→ Exercise instructions
Set down all of the data exactly as it appears.

[Collected data]

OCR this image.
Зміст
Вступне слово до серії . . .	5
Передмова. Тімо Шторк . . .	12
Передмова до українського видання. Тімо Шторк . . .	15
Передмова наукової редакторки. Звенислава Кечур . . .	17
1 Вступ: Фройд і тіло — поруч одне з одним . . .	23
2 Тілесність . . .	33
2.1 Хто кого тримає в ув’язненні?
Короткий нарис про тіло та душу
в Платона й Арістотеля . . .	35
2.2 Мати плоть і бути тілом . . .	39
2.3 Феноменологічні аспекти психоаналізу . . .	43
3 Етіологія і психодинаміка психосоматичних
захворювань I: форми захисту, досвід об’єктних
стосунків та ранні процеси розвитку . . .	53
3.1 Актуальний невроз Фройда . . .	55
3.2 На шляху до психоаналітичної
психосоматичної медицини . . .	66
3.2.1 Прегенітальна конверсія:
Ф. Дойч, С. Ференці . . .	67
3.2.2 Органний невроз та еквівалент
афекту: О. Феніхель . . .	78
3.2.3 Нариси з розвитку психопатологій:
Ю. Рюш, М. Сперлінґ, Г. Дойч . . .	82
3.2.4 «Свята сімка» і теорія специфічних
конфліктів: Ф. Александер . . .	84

→ Result for this task
OCR this image.
Зміст
Вступне слово до серії . . .	5
Передмова. Тімо Шторк . . .	12
Передмова до українського видання. Тімо Шторк . . .	15
Передмова наукової редакторки. Звенислава Кечур . . .	17
1 Вступ: Фройд і тіло — поруч одне з одним . . .	23
2 Тілесність . . .	33
2.1 Хто кого тримає в ув’язненні?
Короткий нарис про тіло та душу
в Платона й Арістотеля . . .	35
2.2 Мати плоть і бути тілом . . .	39
2.3 Феноменологічні аспекти психоаналізу . . .	43
3 Етіологія і психодинаміка психосоматичних
захворювань I: форми захисту, досвід об’єктних
стосунків та ранні процеси розвитку . . .	53
3.1 Актуальний невроз Фройда . . .	55
3.2 На шляху до психоаналітичної
психосоматичної медицини . . .	66
3.2.1 Прегенітальна конверсія:
Ф. Дойч, С. Ференці . . .	67
3.2.2 Органний невроз та еквівалент
афекту: О. Феніхель . . .	78
3.2.3 Нариси з розвитку психопатологій:
Ю. Рюш, М. Сперлінґ, Г. Дойч . . .	82
3.2.4 «Свята сімка» і теорія специфічних
конфліктів: Ф. Александер . . .	84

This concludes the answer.